Please convert every line of the items into a JSON list of strings, one string for each line, skipping blank lines and leaving the pictures out.

(Image region annotations)
= = =

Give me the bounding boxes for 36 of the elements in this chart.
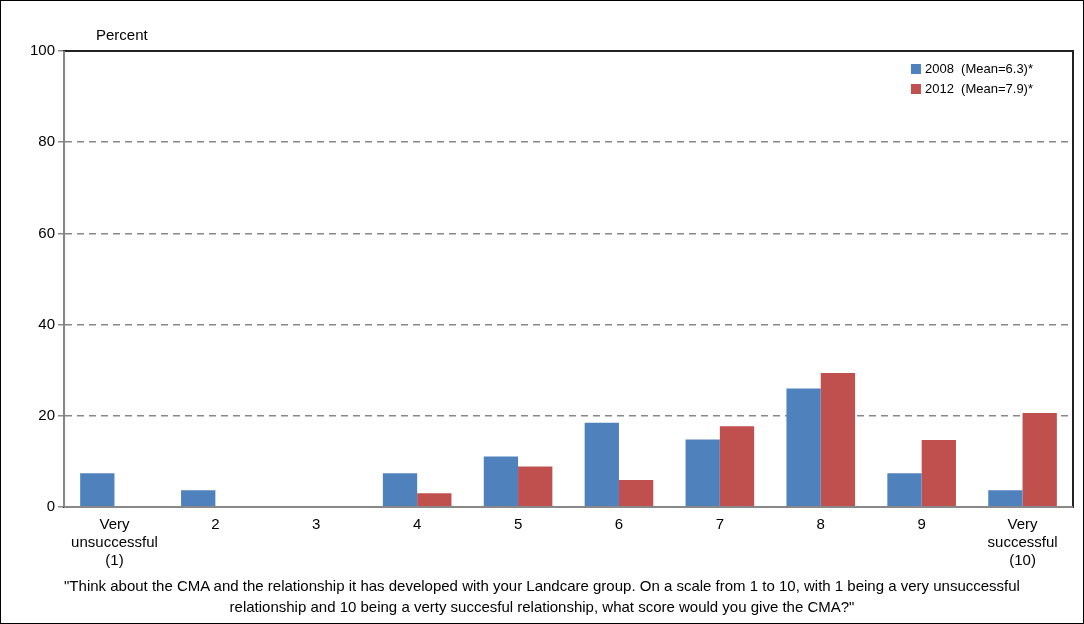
y-tick-label: 20	[38, 405, 56, 423]
x-tick-label: Very unsuccessful (1)	[71, 515, 158, 569]
bar	[483, 456, 519, 507]
x-tick-label: 6	[614, 515, 624, 533]
legend-label: 2012 (Mean=7.9)*	[924, 80, 1033, 96]
y-axis-title: Percent	[96, 25, 149, 43]
bar	[719, 426, 755, 507]
bar	[921, 439, 956, 507]
bar	[1022, 413, 1057, 507]
bar	[181, 490, 216, 507]
bar	[584, 422, 619, 507]
bar	[820, 372, 856, 507]
x-tick-label: 4	[413, 515, 422, 533]
bar	[988, 490, 1023, 507]
bar	[518, 466, 553, 507]
x-tick-label: 9	[917, 515, 926, 533]
bar	[786, 388, 821, 507]
x-tick-label: 7	[715, 515, 725, 533]
legend-label: 2008 (Mean=6.3)*	[924, 60, 1033, 76]
y-tick-label: 0	[46, 497, 56, 515]
bar	[80, 473, 115, 507]
x-tick-label: 5	[513, 515, 523, 533]
y-tick-label: 40	[38, 314, 56, 332]
bar	[618, 480, 654, 507]
y-tick-label: 60	[38, 223, 56, 241]
text: "Think about the CMA and the relationship it has developed with your Landcare group. On a scale from 1 to 10, with 1 being a very unsuccessful relationship and 10 being a verty succesful relationship, what score would you give the CMA?"	[63, 576, 1021, 617]
bar	[417, 493, 452, 507]
y-tick-label: 80	[38, 132, 56, 150]
x-tick-label: 8	[816, 515, 825, 533]
bar	[887, 473, 922, 507]
x-tick-label: Very successful (10)	[987, 515, 1058, 569]
bar	[685, 439, 720, 507]
x-tick-label: 3	[312, 515, 321, 533]
bar	[382, 473, 418, 507]
y-tick-label: 100	[30, 41, 56, 59]
x-tick-label: 2	[211, 515, 220, 533]
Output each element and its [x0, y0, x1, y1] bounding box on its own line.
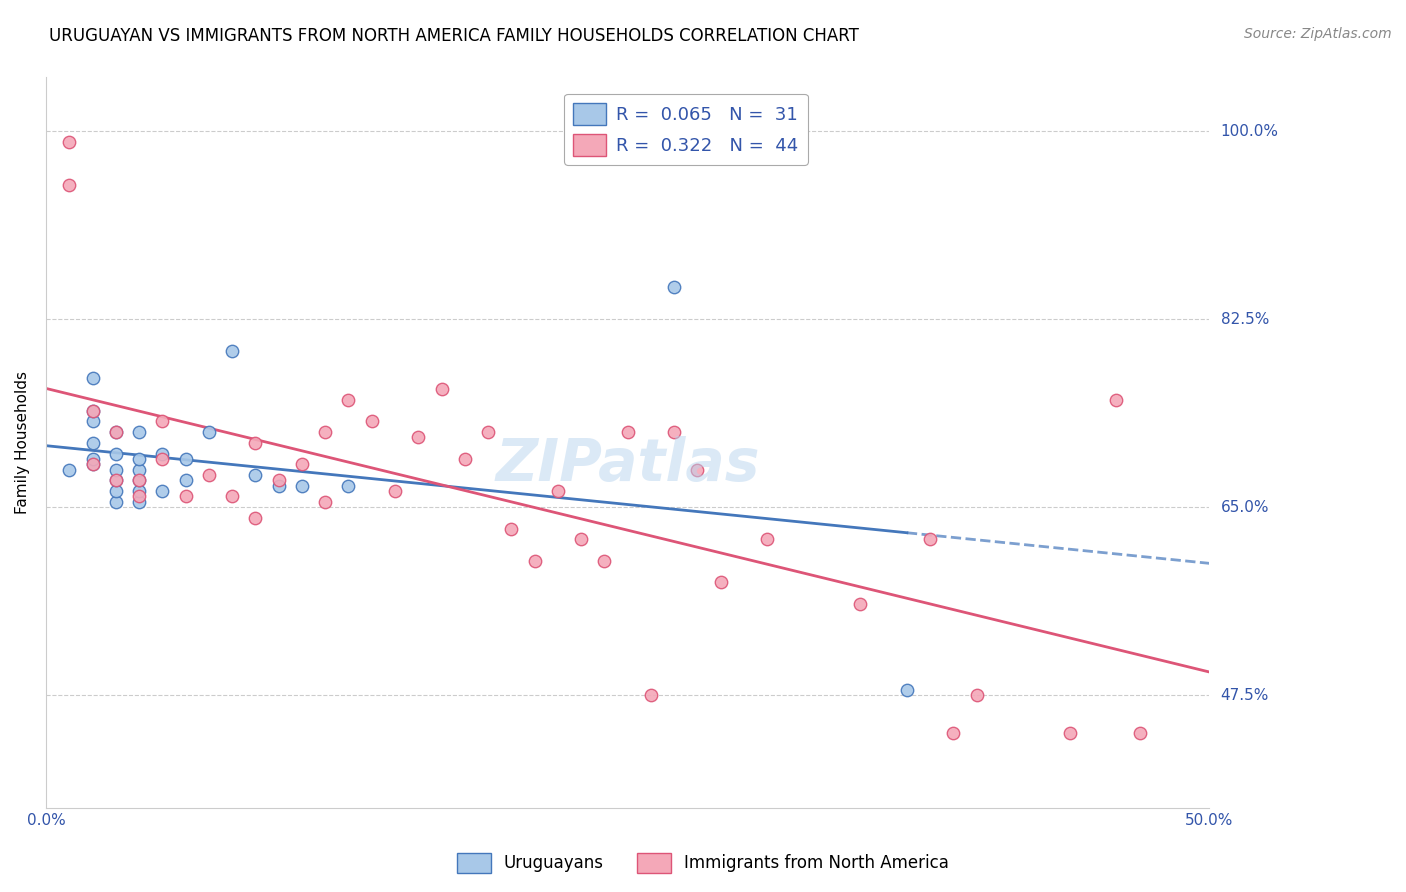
Point [756, 533, 779, 547]
Point [82, 403, 104, 417]
Point [104, 425, 127, 439]
Point [245, 511, 267, 525]
Point [1059, 726, 1081, 740]
Point [82, 435, 104, 450]
Point [337, 392, 360, 407]
Point [104, 484, 127, 499]
Text: ZIPatlas: ZIPatlas [495, 436, 759, 493]
Point [82, 451, 104, 466]
Point [245, 468, 267, 483]
Point [82, 371, 104, 385]
Point [221, 344, 243, 359]
Point [664, 425, 686, 439]
Point [1129, 726, 1152, 740]
Point [1105, 392, 1128, 407]
Point [640, 688, 662, 702]
Point [291, 457, 314, 471]
Point [454, 451, 477, 466]
Point [849, 597, 872, 611]
Point [104, 474, 127, 488]
Point [896, 682, 918, 697]
Point [128, 425, 150, 439]
Point [198, 468, 221, 483]
Point [174, 490, 197, 504]
Point [710, 575, 733, 590]
Point [406, 430, 429, 444]
Point [150, 446, 173, 460]
Text: 47.5%: 47.5% [1220, 688, 1268, 703]
Text: URUGUAYAN VS IMMIGRANTS FROM NORTH AMERICA FAMILY HOUSEHOLDS CORRELATION CHART: URUGUAYAN VS IMMIGRANTS FROM NORTH AMERI… [49, 27, 859, 45]
Point [616, 425, 638, 439]
Point [523, 554, 546, 568]
Point [128, 495, 150, 509]
Point [150, 414, 173, 428]
Point [150, 451, 173, 466]
Point [547, 484, 569, 499]
Point [569, 533, 592, 547]
Point [104, 446, 127, 460]
Point [82, 414, 104, 428]
Text: 100.0%: 100.0% [1220, 124, 1278, 138]
Point [58, 135, 80, 149]
Point [221, 490, 243, 504]
Point [686, 462, 709, 476]
Point [174, 451, 197, 466]
Point [104, 462, 127, 476]
Point [267, 474, 290, 488]
Point [384, 484, 406, 499]
Point [477, 425, 499, 439]
Point [150, 484, 173, 499]
Point [360, 414, 382, 428]
Point [104, 474, 127, 488]
Point [198, 425, 221, 439]
Point [314, 425, 336, 439]
Y-axis label: Family Households: Family Households [15, 371, 30, 515]
Point [245, 435, 267, 450]
Point [58, 462, 80, 476]
Point [267, 479, 290, 493]
Point [593, 554, 616, 568]
Point [174, 474, 197, 488]
Point [82, 457, 104, 471]
Point [966, 688, 988, 702]
Legend: Uruguayans, Immigrants from North America: Uruguayans, Immigrants from North Americ… [450, 847, 956, 880]
Point [128, 474, 150, 488]
Point [501, 522, 523, 536]
Point [314, 495, 336, 509]
Point [337, 479, 360, 493]
Text: Source: ZipAtlas.com: Source: ZipAtlas.com [1244, 27, 1392, 41]
Point [58, 178, 80, 192]
Point [82, 457, 104, 471]
Point [920, 533, 942, 547]
Point [128, 474, 150, 488]
Point [291, 479, 314, 493]
Text: 65.0%: 65.0% [1220, 500, 1270, 515]
Point [430, 382, 453, 396]
Point [664, 280, 686, 294]
Point [104, 425, 127, 439]
Point [128, 490, 150, 504]
Point [104, 495, 127, 509]
Text: 82.5%: 82.5% [1220, 311, 1268, 326]
Point [82, 403, 104, 417]
Point [942, 726, 965, 740]
Legend: R =  0.065   N =  31, R =  0.322   N =  44: R = 0.065 N = 31, R = 0.322 N = 44 [564, 94, 807, 165]
Point [128, 484, 150, 499]
Point [128, 462, 150, 476]
Point [128, 451, 150, 466]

= = =

Full answer:
[
  "Give me the bounding boxes for 36 of the elements in this chart.",
  "y-tick-label: 20\t[38, 405, 56, 423]",
  "x-tick-label: Very unsuccessful (1)\t[71, 515, 158, 569]",
  "bar\t[483, 456, 519, 507]",
  "x-tick-label: 6\t[614, 515, 624, 533]",
  "legend-label: 2012 (Mean=7.9)*\t[924, 80, 1033, 96]",
  "y-axis-title: Percent\t[96, 25, 149, 43]",
  "bar\t[719, 426, 755, 507]",
  "bar\t[921, 439, 956, 507]",
  "bar\t[1022, 413, 1057, 507]",
  "bar\t[181, 490, 216, 507]",
  "bar\t[584, 422, 619, 507]",
  "bar\t[820, 372, 856, 507]",
  "x-tick-label: 4\t[413, 515, 422, 533]",
  "bar\t[988, 490, 1023, 507]",
  "bar\t[518, 466, 553, 507]",
  "x-tick-label: 9\t[917, 515, 926, 533]",
  "bar\t[786, 388, 821, 507]",
  "x-tick-label: 7\t[715, 515, 725, 533]",
  "legend-label: 2008 (Mean=6.3)*\t[924, 60, 1033, 76]",
  "y-tick-label: 0\t[46, 497, 56, 515]",
  "bar\t[80, 473, 115, 507]",
  "x-tick-label: 5\t[513, 515, 523, 533]",
  "y-tick-label: 40\t[38, 314, 56, 332]",
  "bar\t[618, 480, 654, 507]",
  "y-tick-label: 60\t[38, 223, 56, 241]",
  "text: \"Think about the CMA and the relationship it has developed with your Landcare group. On a scale from 1 to 10, with 1 being a very unsuccessful relationship and 10 being a verty succesful relationship, what score would you give the CMA?\"\t[63, 576, 1021, 617]",
  "bar\t[417, 493, 452, 507]",
  "y-tick-label: 80\t[38, 132, 56, 150]",
  "x-tick-label: 8\t[816, 515, 825, 533]",
  "bar\t[887, 473, 922, 507]",
  "x-tick-label: Very successful (10)\t[987, 515, 1058, 569]",
  "bar\t[685, 439, 720, 507]",
  "x-tick-label: 3\t[312, 515, 321, 533]",
  "bar\t[382, 473, 418, 507]",
  "y-tick-label: 100\t[30, 41, 56, 59]",
  "x-tick-label: 2\t[211, 515, 220, 533]",
  "Output each element and its [x0, y0, x1, y1] bounding box on its own line.",
  "Point [756, 533, 779, 547]",
  "Point [82, 403, 104, 417]",
  "Point [104, 425, 127, 439]",
  "Point [245, 511, 267, 525]",
  "Point [1059, 726, 1081, 740]",
  "Point [82, 435, 104, 450]",
  "Point [337, 392, 360, 407]",
  "Point [104, 484, 127, 499]",
  "Text: ZIPatlas: ZIPatlas [495, 436, 759, 493]",
  "Point [82, 451, 104, 466]",
  "Point [245, 468, 267, 483]",
  "Point [82, 371, 104, 385]",
  "Point [221, 344, 243, 359]",
  "Point [664, 425, 686, 439]",
  "Point [1129, 726, 1152, 740]",
  "Point [1105, 392, 1128, 407]",
  "Point [640, 688, 662, 702]",
  "Point [291, 457, 314, 471]",
  "Point [454, 451, 477, 466]",
  "Point [849, 597, 872, 611]",
  "Point [104, 474, 127, 488]",
  "Point [896, 682, 918, 697]",
  "Point [128, 425, 150, 439]",
  "Point [198, 468, 221, 483]",
  "Point [174, 490, 197, 504]",
  "Point [710, 575, 733, 590]",
  "Point [406, 430, 429, 444]",
  "Point [150, 446, 173, 460]",
  "Text: 47.5%: 47.5% [1220, 688, 1268, 703]",
  "Text: URUGUAYAN VS IMMIGRANTS FROM NORTH AMERICA FAMILY HOUSEHOLDS CORRELATION CHART: URUGUAYAN VS IMMIGRANTS FROM NORTH AMERI… [49, 27, 859, 45]",
  "Point [616, 425, 638, 439]",
  "Point [523, 554, 546, 568]",
  "Point [128, 495, 150, 509]",
  "Point [150, 414, 173, 428]",
  "Point [150, 451, 173, 466]",
  "Point [547, 484, 569, 499]",
  "Point [569, 533, 592, 547]",
  "Point [104, 446, 127, 460]",
  "Point [82, 414, 104, 428]",
  "Text: 100.0%: 100.0% [1220, 124, 1278, 138]",
  "Point [58, 135, 80, 149]",
  "Point [221, 490, 243, 504]",
  "Point [686, 462, 709, 476]",
  "Point [174, 451, 197, 466]",
  "Point [104, 462, 127, 476]",
  "Point [267, 474, 290, 488]",
  "Point [384, 484, 406, 499]",
  "Point [477, 425, 499, 439]",
  "Point [150, 484, 173, 499]",
  "Point [360, 414, 382, 428]",
  "Point [104, 474, 127, 488]",
  "Point [198, 425, 221, 439]",
  "Point [314, 425, 336, 439]",
  "Y-axis label: Family Households: Family Households [15, 371, 30, 515]",
  "Point [245, 435, 267, 450]",
  "Point [58, 462, 80, 476]",
  "Point [267, 479, 290, 493]",
  "Point [593, 554, 616, 568]",
  "Point [174, 474, 197, 488]",
  "Point [82, 457, 104, 471]",
  "Point [966, 688, 988, 702]",
  "Legend: Uruguayans, Immigrants from North America: Uruguayans, Immigrants from North Americ… [450, 847, 956, 880]",
  "Point [128, 474, 150, 488]",
  "Point [501, 522, 523, 536]",
  "Point [314, 495, 336, 509]",
  "Point [337, 479, 360, 493]",
  "Text: Source: ZipAtlas.com: Source: ZipAtlas.com [1244, 27, 1392, 41]",
  "Point [58, 178, 80, 192]",
  "Point [82, 457, 104, 471]",
  "Point [920, 533, 942, 547]",
  "Point [128, 474, 150, 488]",
  "Point [291, 479, 314, 493]",
  "Text: 65.0%: 65.0% [1220, 500, 1270, 515]",
  "Point [430, 382, 453, 396]",
  "Point [664, 280, 686, 294]",
  "Point [104, 425, 127, 439]",
  "Point [128, 490, 150, 504]",
  "Point [104, 495, 127, 509]",
  "Text: 82.5%: 82.5% [1220, 311, 1268, 326]",
  "Point [82, 403, 104, 417]",
  "Point [942, 726, 965, 740]",
  "Legend: R =  0.065   N =  31, R =  0.322   N =  44: R = 0.065 N = 31, R = 0.322 N = 44 [564, 94, 807, 165]",
  "Point [128, 484, 150, 499]",
  "Point [128, 462, 150, 476]",
  "Point [128, 451, 150, 466]"
]